TASK => Every record here needs to be written out again exactly.

PROVIDED RECORDS =>
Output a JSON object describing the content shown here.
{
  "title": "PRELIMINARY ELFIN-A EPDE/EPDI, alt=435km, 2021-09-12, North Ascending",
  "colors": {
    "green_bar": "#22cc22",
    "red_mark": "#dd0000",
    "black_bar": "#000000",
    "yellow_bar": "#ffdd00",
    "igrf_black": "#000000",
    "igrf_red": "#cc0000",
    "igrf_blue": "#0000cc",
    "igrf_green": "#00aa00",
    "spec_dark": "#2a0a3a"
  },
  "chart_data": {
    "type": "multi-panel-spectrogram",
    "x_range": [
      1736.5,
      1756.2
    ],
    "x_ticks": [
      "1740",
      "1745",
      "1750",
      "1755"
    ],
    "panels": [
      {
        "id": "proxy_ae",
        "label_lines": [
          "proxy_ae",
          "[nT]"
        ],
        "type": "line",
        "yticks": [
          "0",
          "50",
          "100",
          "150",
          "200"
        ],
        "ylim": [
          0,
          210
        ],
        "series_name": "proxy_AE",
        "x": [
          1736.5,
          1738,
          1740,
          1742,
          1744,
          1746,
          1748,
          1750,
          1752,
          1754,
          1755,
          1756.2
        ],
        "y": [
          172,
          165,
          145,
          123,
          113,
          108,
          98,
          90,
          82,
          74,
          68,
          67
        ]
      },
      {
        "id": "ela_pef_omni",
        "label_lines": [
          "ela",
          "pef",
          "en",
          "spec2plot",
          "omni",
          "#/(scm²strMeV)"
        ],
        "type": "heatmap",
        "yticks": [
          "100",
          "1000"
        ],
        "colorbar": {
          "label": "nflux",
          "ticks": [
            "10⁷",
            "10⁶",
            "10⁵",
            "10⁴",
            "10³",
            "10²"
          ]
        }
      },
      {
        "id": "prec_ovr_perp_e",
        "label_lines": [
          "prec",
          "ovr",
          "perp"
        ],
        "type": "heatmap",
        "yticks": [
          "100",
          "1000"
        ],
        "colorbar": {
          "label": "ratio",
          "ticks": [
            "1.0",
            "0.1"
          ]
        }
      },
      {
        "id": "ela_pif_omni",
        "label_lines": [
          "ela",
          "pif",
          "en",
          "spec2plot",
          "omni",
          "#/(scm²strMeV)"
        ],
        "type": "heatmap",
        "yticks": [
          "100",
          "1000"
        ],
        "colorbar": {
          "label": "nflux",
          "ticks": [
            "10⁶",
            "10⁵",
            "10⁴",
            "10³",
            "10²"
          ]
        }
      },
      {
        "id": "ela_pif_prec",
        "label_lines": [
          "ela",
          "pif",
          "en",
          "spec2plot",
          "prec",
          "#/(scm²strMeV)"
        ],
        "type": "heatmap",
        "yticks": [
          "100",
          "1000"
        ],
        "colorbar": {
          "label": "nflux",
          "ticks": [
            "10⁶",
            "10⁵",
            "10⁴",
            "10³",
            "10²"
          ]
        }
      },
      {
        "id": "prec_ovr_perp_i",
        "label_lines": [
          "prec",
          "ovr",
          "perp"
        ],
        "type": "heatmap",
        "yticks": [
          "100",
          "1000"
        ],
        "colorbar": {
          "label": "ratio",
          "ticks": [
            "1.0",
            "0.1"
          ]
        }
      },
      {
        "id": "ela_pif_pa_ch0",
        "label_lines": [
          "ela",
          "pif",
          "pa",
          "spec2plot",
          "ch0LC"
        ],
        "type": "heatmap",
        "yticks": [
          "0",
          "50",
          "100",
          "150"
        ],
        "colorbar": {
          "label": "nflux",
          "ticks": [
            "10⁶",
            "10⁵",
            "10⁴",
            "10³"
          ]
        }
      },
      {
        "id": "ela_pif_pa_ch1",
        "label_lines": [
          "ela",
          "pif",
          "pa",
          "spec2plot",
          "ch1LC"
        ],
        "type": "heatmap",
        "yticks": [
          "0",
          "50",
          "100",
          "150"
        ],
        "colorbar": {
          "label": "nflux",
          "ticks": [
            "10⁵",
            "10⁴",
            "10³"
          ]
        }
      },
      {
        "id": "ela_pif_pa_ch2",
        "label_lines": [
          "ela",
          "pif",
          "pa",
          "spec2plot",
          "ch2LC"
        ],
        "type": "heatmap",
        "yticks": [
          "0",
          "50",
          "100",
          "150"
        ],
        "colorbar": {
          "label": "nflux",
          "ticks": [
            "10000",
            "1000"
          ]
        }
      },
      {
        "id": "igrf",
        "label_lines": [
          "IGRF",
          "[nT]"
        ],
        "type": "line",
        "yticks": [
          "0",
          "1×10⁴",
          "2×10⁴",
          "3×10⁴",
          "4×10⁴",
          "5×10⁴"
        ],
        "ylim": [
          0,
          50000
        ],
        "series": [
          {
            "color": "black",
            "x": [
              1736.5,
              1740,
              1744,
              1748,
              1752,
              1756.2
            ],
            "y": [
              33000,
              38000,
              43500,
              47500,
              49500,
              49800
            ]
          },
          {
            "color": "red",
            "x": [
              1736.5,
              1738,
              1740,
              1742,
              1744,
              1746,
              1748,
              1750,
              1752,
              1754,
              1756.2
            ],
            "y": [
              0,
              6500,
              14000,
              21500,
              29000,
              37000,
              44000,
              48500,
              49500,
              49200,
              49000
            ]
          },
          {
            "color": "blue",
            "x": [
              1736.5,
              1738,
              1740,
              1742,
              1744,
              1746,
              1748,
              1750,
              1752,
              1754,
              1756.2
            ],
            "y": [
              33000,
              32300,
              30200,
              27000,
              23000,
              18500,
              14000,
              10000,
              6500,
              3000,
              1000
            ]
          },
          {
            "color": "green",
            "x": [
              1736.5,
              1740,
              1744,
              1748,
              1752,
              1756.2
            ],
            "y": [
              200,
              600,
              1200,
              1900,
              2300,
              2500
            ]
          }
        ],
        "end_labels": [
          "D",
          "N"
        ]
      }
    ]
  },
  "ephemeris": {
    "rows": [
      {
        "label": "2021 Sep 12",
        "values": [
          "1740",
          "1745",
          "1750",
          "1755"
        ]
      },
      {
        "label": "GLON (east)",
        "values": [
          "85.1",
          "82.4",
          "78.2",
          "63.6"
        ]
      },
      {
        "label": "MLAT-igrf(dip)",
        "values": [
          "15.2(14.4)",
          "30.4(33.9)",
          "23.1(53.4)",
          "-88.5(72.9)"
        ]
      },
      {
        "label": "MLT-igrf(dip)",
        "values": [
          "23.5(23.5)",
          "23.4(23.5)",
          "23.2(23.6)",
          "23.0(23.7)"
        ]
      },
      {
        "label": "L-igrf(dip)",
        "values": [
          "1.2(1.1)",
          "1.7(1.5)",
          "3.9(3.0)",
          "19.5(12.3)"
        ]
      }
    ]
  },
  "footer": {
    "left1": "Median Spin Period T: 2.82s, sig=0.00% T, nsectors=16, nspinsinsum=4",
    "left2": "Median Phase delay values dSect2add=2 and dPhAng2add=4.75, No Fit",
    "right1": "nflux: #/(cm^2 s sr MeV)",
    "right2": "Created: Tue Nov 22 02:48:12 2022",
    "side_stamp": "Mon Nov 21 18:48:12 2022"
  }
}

FINAL ANSWER =>
Output a JSON object describing the content shown here.
{
  "title": "PRELIMINARY ELFIN-A EPDE/EPDI, alt=435km, 2021-09-12, North Ascending",
  "colors": {
    "green_bar": "#22cc22",
    "red_mark": "#dd0000",
    "black_bar": "#000000",
    "yellow_bar": "#ffdd00",
    "igrf_black": "#000000",
    "igrf_red": "#cc0000",
    "igrf_blue": "#0000cc",
    "igrf_green": "#00aa00",
    "spec_dark": "#2a0a3a"
  },
  "chart_data": {
    "type": "multi-panel-spectrogram",
    "x_range": [
      1736.5,
      1756.2
    ],
    "x_ticks": [
      "1740",
      "1745",
      "1750",
      "1755"
    ],
    "panels": [
      {
        "id": "proxy_ae",
        "label_lines": [
          "proxy_ae",
          "[nT]"
        ],
        "type": "line",
        "yticks": [
          "0",
          "50",
          "100",
          "150",
          "200"
        ],
        "ylim": [
          0,
          210
        ],
        "series_name": "proxy_AE",
        "x": [
          1736.5,
          1738,
          1740,
          1742,
          1744,
          1746,
          1748,
          1750,
          1752,
          1754,
          1755,
          1756.2
        ],
        "y": [
          172,
          165,
          145,
          123,
          113,
          108,
          98,
          90,
          82,
          74,
          68,
          67
        ]
      },
      {
        "id": "ela_pef_omni",
        "label_lines": [
          "ela",
          "pef",
          "en",
          "spec2plot",
          "omni",
          "#/(scm²strMeV)"
        ],
        "type": "heatmap",
        "yticks": [
          "100",
          "1000"
        ],
        "colorbar": {
          "label": "nflux",
          "ticks": [
            "10⁷",
            "10⁶",
            "10⁵",
            "10⁴",
            "10³",
            "10²"
          ]
        }
      },
      {
        "id": "prec_ovr_perp_e",
        "label_lines": [
          "prec",
          "ovr",
          "perp"
        ],
        "type": "heatmap",
        "yticks": [
          "100",
          "1000"
        ],
        "colorbar": {
          "label": "ratio",
          "ticks": [
            "1.0",
            "0.1"
          ]
        }
      },
      {
        "id": "ela_pif_omni",
        "label_lines": [
          "ela",
          "pif",
          "en",
          "spec2plot",
          "omni",
          "#/(scm²strMeV)"
        ],
        "type": "heatmap",
        "yticks": [
          "100",
          "1000"
        ],
        "colorbar": {
          "label": "nflux",
          "ticks": [
            "10⁶",
            "10⁵",
            "10⁴",
            "10³",
            "10²"
          ]
        }
      },
      {
        "id": "ela_pif_prec",
        "label_lines": [
          "ela",
          "pif",
          "en",
          "spec2plot",
          "prec",
          "#/(scm²strMeV)"
        ],
        "type": "heatmap",
        "yticks": [
          "100",
          "1000"
        ],
        "colorbar": {
          "label": "nflux",
          "ticks": [
            "10⁶",
            "10⁵",
            "10⁴",
            "10³",
            "10²"
          ]
        }
      },
      {
        "id": "prec_ovr_perp_i",
        "label_lines": [
          "prec",
          "ovr",
          "perp"
        ],
        "type": "heatmap",
        "yticks": [
          "100",
          "1000"
        ],
        "colorbar": {
          "label": "ratio",
          "ticks": [
            "1.0",
            "0.1"
          ]
        }
      },
      {
        "id": "ela_pif_pa_ch0",
        "label_lines": [
          "ela",
          "pif",
          "pa",
          "spec2plot",
          "ch0LC"
        ],
        "type": "heatmap",
        "yticks": [
          "0",
          "50",
          "100",
          "150"
        ],
        "colorbar": {
          "label": "nflux",
          "ticks": [
            "10⁶",
            "10⁵",
            "10⁴",
            "10³"
          ]
        }
      },
      {
        "id": "ela_pif_pa_ch1",
        "label_lines": [
          "ela",
          "pif",
          "pa",
          "spec2plot",
          "ch1LC"
        ],
        "type": "heatmap",
        "yticks": [
          "0",
          "50",
          "100",
          "150"
        ],
        "colorbar": {
          "label": "nflux",
          "ticks": [
            "10⁵",
            "10⁴",
            "10³"
          ]
        }
      },
      {
        "id": "ela_pif_pa_ch2",
        "label_lines": [
          "ela",
          "pif",
          "pa",
          "spec2plot",
          "ch2LC"
        ],
        "type": "heatmap",
        "yticks": [
          "0",
          "50",
          "100",
          "150"
        ],
        "colorbar": {
          "label": "nflux",
          "ticks": [
            "10000",
            "1000"
          ]
        }
      },
      {
        "id": "igrf",
        "label_lines": [
          "IGRF",
          "[nT]"
        ],
        "type": "line",
        "yticks": [
          "0",
          "1×10⁴",
          "2×10⁴",
          "3×10⁴",
          "4×10⁴",
          "5×10⁴"
        ],
        "ylim": [
          0,
          50000
        ],
        "series": [
          {
            "color": "black",
            "x": [
              1736.5,
              1740,
              1744,
              1748,
              1752,
              1756.2
            ],
            "y": [
              33000,
              38000,
              43500,
              47500,
              49500,
              49800
            ]
          },
          {
            "color": "red",
            "x": [
              1736.5,
              1738,
              1740,
              1742,
              1744,
              1746,
              1748,
              1750,
              1752,
              1754,
              1756.2
            ],
            "y": [
              0,
              6500,
              14000,
              21500,
              29000,
              37000,
              44000,
              48500,
              49500,
              49200,
              49000
            ]
          },
          {
            "color": "blue",
            "x": [
              1736.5,
              1738,
              1740,
              1742,
              1744,
              1746,
              1748,
              1750,
              1752,
              1754,
              1756.2
            ],
            "y": [
              33000,
              32300,
              30200,
              27000,
              23000,
              18500,
              14000,
              10000,
              6500,
              3000,
              1000
            ]
          },
          {
            "color": "green",
            "x": [
              1736.5,
              1740,
              1744,
              1748,
              1752,
              1756.2
            ],
            "y": [
              200,
              600,
              1200,
              1900,
              2300,
              2500
            ]
          }
        ],
        "end_labels": [
          "D",
          "N"
        ]
      }
    ]
  },
  "ephemeris": {
    "rows": [
      {
        "label": "2021 Sep 12",
        "values": [
          "1740",
          "1745",
          "1750",
          "1755"
        ]
      },
      {
        "label": "GLON (east)",
        "values": [
          "85.1",
          "82.4",
          "78.2",
          "63.6"
        ]
      },
      {
        "label": "MLAT-igrf(dip)",
        "values": [
          "15.2(14.4)",
          "30.4(33.9)",
          "23.1(53.4)",
          "-88.5(72.9)"
        ]
      },
      {
        "label": "MLT-igrf(dip)",
        "values": [
          "23.5(23.5)",
          "23.4(23.5)",
          "23.2(23.6)",
          "23.0(23.7)"
        ]
      },
      {
        "label": "L-igrf(dip)",
        "values": [
          "1.2(1.1)",
          "1.7(1.5)",
          "3.9(3.0)",
          "19.5(12.3)"
        ]
      }
    ]
  },
  "footer": {
    "left1": "Median Spin Period T: 2.82s, sig=0.00% T, nsectors=16, nspinsinsum=4",
    "left2": "Median Phase delay values dSect2add=2 and dPhAng2add=4.75, No Fit",
    "right1": "nflux: #/(cm^2 s sr MeV)",
    "right2": "Created: Tue Nov 22 02:48:12 2022",
    "side_stamp": "Mon Nov 21 18:48:12 2022"
  }
}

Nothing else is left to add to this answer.